▶ _TASK OBJECTIVE_:
Pull out every line containing the string "this".

(Dataset entries)
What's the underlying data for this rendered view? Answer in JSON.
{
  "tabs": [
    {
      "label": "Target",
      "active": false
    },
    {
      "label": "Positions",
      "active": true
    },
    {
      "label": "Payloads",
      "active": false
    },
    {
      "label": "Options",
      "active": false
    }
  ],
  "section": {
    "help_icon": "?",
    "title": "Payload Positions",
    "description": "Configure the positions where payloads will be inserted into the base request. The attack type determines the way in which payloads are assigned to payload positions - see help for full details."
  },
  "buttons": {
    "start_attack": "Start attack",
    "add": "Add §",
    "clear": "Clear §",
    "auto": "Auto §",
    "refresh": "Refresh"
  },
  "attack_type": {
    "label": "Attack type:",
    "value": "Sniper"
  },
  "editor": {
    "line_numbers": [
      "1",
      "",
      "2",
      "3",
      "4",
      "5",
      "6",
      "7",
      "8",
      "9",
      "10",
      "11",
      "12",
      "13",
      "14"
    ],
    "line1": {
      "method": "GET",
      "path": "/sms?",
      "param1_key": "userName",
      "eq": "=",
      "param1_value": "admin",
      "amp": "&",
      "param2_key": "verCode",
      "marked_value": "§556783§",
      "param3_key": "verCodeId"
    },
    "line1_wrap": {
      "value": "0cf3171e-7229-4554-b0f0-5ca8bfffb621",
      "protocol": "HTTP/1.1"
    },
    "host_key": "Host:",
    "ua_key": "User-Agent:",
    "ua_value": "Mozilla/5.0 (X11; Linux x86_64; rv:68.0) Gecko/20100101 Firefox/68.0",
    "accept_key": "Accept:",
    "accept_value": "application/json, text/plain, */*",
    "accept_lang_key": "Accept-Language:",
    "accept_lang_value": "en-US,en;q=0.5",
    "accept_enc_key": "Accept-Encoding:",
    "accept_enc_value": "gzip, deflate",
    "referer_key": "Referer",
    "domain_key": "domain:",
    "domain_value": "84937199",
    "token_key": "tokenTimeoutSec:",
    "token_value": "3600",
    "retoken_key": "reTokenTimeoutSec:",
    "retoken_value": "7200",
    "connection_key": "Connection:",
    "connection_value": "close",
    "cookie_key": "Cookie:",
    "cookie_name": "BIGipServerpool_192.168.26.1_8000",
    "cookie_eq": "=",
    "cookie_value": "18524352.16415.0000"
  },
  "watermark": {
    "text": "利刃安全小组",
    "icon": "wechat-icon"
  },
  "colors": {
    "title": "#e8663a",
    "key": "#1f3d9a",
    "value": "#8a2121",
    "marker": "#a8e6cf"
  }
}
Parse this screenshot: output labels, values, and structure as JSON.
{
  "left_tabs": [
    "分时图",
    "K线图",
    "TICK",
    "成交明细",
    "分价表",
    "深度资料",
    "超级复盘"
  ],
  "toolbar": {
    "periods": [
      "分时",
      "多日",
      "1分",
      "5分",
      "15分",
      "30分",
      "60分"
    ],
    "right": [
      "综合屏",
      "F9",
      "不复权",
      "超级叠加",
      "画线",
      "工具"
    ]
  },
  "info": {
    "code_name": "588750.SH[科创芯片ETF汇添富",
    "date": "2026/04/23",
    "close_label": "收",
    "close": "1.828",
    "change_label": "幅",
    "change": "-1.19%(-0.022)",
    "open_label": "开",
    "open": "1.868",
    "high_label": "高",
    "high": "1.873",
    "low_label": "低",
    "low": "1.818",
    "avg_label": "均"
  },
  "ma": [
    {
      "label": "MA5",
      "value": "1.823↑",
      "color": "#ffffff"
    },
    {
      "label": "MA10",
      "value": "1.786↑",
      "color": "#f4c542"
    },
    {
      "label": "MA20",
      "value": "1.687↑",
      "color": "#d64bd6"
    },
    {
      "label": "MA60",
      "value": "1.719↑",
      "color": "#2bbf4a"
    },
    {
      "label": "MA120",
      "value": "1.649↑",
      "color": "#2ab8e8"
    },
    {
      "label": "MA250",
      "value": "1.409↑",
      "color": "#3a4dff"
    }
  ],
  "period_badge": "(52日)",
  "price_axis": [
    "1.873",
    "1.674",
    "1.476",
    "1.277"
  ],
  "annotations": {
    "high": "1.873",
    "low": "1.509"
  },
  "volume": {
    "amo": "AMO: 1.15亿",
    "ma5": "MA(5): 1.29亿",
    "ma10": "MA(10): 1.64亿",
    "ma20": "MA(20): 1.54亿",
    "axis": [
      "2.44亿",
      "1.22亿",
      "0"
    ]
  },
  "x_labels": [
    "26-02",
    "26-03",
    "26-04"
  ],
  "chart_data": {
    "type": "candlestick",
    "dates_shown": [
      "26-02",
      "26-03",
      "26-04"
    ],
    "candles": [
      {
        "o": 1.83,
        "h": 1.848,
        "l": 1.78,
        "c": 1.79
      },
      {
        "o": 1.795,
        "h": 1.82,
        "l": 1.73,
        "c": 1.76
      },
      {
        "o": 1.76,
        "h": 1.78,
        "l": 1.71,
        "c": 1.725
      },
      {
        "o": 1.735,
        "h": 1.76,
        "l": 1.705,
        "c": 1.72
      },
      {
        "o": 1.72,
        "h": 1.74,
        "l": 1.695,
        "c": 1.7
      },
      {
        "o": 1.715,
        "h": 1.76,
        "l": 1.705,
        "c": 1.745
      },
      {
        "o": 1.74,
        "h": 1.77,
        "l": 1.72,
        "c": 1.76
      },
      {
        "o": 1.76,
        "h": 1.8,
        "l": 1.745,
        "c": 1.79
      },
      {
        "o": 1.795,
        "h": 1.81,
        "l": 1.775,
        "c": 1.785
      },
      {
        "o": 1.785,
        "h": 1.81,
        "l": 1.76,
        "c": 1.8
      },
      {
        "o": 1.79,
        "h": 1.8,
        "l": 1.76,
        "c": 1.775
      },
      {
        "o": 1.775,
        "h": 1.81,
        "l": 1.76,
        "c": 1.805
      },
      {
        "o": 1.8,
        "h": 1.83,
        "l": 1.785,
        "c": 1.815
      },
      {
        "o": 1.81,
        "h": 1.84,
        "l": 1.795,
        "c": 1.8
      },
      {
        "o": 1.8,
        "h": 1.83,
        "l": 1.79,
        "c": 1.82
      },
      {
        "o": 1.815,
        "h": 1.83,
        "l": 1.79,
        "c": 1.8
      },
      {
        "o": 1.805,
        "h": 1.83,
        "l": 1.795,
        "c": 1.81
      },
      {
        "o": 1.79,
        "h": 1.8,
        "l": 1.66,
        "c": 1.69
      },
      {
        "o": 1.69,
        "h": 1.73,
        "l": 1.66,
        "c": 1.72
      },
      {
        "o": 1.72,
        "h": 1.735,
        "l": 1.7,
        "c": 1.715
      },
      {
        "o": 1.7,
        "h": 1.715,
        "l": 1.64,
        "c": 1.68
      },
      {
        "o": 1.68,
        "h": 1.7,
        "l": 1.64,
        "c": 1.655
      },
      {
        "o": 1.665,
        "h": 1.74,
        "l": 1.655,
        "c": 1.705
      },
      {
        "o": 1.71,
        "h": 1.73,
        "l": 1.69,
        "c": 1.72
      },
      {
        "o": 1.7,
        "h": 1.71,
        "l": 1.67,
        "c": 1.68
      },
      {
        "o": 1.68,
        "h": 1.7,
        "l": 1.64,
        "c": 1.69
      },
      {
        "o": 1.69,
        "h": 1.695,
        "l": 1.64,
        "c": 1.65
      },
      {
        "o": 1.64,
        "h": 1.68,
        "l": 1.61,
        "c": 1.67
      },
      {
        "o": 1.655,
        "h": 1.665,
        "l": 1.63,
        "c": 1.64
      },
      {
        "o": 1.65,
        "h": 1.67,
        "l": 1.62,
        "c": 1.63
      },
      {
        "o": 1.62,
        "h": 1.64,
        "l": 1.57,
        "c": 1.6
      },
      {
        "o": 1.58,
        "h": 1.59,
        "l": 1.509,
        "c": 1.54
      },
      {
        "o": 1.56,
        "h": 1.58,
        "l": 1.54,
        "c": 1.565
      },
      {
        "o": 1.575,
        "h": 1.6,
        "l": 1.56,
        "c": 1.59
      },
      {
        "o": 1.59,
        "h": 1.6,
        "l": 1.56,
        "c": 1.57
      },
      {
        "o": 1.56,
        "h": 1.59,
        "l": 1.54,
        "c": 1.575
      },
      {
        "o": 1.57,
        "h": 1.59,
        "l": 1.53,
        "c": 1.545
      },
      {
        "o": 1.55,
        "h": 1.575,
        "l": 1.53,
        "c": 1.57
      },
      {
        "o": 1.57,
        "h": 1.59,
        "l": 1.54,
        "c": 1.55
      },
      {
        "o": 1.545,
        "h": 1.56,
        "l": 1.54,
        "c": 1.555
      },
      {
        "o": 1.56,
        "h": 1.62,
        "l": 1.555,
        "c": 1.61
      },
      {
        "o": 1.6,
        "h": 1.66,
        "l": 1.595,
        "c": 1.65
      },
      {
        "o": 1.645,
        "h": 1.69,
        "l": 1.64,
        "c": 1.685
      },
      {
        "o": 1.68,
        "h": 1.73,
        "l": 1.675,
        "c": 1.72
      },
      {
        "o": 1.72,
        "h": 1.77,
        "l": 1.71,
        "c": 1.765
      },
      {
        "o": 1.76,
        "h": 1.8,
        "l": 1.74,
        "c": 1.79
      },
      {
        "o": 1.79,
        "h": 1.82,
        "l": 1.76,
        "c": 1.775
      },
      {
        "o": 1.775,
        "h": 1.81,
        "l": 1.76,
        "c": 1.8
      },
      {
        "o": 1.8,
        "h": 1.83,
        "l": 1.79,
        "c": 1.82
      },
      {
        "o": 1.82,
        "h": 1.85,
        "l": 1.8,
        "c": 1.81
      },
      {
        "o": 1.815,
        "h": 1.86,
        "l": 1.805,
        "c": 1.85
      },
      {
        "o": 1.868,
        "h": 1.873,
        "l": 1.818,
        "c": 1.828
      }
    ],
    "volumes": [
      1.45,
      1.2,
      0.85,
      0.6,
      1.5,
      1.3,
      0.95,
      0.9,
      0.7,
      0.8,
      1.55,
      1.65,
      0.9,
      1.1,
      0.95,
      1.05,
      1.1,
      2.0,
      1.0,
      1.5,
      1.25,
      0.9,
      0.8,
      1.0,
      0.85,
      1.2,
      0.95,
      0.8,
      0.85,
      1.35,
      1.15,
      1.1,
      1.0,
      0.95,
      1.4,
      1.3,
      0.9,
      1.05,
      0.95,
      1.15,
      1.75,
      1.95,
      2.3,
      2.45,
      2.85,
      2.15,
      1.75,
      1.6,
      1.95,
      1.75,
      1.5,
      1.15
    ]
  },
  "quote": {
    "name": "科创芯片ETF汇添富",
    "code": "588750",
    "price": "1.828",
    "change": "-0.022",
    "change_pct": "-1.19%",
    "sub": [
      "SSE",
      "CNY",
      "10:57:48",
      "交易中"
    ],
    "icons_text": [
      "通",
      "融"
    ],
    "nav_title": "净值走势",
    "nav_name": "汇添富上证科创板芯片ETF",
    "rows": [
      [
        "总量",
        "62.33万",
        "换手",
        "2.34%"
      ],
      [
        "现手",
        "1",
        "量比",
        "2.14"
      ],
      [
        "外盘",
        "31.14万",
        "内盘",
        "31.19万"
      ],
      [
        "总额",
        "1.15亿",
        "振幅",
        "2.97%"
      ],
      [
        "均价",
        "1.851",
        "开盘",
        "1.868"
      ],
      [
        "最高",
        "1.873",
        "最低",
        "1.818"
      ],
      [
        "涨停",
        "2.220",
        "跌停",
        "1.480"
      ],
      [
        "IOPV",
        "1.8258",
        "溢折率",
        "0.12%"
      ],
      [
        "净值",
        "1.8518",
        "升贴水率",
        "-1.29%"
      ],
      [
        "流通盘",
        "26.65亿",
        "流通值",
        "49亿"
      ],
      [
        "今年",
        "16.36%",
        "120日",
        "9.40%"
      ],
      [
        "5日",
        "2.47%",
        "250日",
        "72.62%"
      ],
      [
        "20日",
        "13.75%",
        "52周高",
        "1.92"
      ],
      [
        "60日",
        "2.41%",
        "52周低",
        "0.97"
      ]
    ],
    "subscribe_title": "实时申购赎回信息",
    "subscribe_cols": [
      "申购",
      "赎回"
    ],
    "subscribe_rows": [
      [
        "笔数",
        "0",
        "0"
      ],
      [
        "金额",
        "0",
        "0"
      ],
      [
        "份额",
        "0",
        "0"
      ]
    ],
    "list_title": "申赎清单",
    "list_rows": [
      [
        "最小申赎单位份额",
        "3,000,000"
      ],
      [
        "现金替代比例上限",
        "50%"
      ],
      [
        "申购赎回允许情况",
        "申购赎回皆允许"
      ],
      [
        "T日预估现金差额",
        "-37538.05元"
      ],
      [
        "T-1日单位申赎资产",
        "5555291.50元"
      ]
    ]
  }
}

▶ _CORRECT OUTPUT_:
What's the underlying data for this rendered view? Answer in JSON.
Parse this screenshot: output labels, values, and structure as JSON.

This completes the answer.